* Begin EXCERPT TO READ *

Ground Pattern Performance of the Western Pilot Services Dromader, 0057-2834-MTDC

Flow rate, drop height, and air speed all have an effect on the drop pattern. Since this type of airtanker is normally used over a narrow range of heights and speeds and because each gating system produces a single flow rate, information about an average drop is presented (Figure 2 and Figure 3).

Image showing the drop pattern of the Dromader with Transland Gate at an airspeed of 92 knots and a drop height of 40 feet.

Figure 2—Drop pattern characteristics for the Western Pilot Services
Dromader with Transland Gate at an air speed of 92 knots (106 mph)
and a drop height of 40 feet. The contour lines are at coverage levels of
0.5, 1, 2, 3, 4, 6, 8, and 10 gallons per 100 square feet.

Image of the drop pattern for the Dromader with Melex Gate at an airspeed of 91 knots and a drop height of 80 feet.

Figure 3–Drop pattern characteristics for the Western Pilot Services
Dromader with Melex Gate with an air speed of 91 knots (105 mph)
and a drop height of 80 feet. The contour lines are at coverage levels of
0.5, 1, 2, 3, 4, 6, 8, and 10 gallons per 100 square feet.

The proper amount of gum-thickened retardant (expressed as coverage levels in gallons per 100 square feet) differs depending on the fuel model. Table 1 shows the coverage needed for specific fuel models using both the National Fire Danger Rating System (NFDRS) and Fire Behavior Fuel Model descriptions.

* End EXCERPT TO READ *
* Begin STORED ROWS *

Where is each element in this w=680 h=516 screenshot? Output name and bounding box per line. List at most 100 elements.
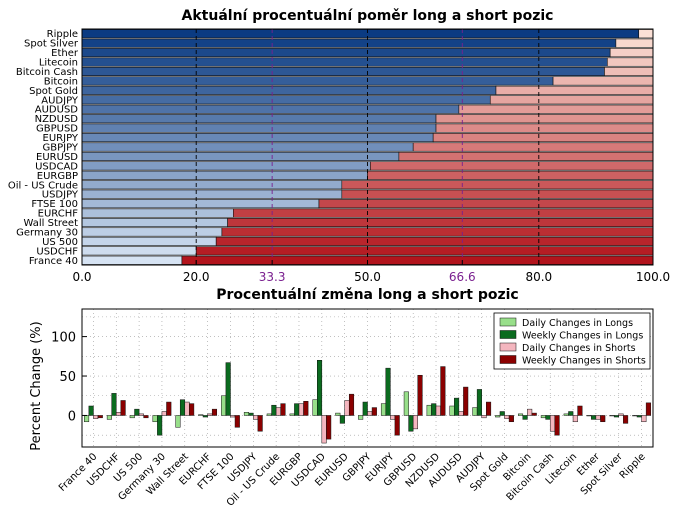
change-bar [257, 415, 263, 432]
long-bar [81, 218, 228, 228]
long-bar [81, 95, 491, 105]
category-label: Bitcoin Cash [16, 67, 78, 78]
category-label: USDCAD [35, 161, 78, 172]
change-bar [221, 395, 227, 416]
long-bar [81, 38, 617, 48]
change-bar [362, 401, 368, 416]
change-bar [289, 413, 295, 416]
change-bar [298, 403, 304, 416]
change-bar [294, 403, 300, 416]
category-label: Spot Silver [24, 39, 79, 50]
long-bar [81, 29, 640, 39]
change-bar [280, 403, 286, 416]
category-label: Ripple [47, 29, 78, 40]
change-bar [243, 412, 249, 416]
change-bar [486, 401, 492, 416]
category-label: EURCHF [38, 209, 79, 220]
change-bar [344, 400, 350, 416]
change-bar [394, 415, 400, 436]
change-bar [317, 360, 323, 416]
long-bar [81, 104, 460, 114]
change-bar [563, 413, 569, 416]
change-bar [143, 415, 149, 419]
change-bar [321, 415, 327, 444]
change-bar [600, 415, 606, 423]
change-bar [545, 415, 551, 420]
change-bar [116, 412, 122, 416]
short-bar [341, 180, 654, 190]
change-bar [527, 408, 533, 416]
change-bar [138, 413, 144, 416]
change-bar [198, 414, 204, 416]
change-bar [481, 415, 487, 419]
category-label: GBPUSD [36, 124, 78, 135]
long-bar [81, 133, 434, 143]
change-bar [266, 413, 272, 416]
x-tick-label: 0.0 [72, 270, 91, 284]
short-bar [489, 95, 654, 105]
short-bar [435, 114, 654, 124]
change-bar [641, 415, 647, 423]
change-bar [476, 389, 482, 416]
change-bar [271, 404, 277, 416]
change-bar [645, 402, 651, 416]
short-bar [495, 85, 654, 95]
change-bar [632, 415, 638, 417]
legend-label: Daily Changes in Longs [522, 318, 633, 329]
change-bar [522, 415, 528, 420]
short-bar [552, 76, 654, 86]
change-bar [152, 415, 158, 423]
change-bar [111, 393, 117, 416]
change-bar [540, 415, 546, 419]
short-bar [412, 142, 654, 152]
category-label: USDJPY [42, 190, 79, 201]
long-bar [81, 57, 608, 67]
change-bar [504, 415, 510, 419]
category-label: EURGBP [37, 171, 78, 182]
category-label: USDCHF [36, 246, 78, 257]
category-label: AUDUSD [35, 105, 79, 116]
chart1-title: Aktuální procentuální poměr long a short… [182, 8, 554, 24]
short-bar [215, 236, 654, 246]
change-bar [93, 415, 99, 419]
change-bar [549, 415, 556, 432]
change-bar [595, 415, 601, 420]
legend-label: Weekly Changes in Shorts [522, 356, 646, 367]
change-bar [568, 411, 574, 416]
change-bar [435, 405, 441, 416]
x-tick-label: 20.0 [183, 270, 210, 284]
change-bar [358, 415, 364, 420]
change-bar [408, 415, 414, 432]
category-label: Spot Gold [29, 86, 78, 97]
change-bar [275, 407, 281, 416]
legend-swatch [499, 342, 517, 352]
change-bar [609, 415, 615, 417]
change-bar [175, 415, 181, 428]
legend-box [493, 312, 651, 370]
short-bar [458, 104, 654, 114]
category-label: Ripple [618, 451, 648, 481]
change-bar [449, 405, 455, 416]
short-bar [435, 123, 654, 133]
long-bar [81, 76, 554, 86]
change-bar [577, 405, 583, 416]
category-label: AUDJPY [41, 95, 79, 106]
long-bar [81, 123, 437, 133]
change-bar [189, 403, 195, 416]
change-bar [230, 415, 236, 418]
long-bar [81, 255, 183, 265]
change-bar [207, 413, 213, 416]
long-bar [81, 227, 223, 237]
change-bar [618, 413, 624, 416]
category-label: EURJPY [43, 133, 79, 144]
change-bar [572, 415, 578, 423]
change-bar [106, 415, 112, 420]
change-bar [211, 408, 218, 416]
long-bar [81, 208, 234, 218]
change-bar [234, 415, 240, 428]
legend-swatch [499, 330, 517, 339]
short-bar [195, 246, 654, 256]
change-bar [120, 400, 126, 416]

* End STORED ROWS *
* Begin STORED ROWS *

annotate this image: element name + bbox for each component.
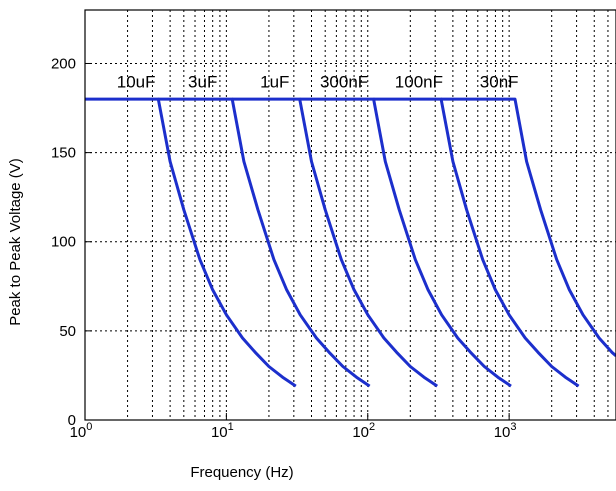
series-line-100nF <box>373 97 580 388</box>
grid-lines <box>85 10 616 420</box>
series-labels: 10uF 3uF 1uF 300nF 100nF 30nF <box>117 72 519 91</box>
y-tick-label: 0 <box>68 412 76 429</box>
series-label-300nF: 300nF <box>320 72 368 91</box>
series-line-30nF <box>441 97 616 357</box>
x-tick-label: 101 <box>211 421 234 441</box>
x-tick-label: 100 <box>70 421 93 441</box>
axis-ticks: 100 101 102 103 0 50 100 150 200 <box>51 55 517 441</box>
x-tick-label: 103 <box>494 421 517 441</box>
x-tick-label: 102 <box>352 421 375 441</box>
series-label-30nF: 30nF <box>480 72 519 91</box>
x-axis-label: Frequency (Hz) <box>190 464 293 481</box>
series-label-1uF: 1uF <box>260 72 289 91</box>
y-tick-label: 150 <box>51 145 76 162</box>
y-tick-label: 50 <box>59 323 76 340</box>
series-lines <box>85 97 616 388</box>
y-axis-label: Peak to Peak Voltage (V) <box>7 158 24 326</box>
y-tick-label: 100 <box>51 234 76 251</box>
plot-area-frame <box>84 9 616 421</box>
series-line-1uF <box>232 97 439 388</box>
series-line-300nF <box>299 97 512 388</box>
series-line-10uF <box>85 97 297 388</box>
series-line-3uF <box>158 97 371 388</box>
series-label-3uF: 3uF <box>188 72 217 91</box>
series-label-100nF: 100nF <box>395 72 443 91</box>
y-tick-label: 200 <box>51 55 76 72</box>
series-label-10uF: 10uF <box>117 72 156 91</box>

* End STORED ROWS *

TO DO:
a) Echo the passage on Dromader drop patterns word for word, starting at "The proper amount" and ending at "Fuel Model descriptions.".
b) According to the passage on Dromader drop patterns, what air speed and drop height were used for the Dromader with Melex Gate?
These rows were drawn from a separate source.

EXPECTED RESPONSES:
a)
The proper amount of gum-thickened retardant (expressed as coverage levels in gallons per 100 square feet) differs depending on the fuel model. Table 1 shows the coverage needed for specific fuel models using both the National Fire Danger Rating System (NFDRS) and Fire Behavior Fuel Model descriptions.

b) An air speed of 91 knots (105 mph) and a drop height of 80 feet.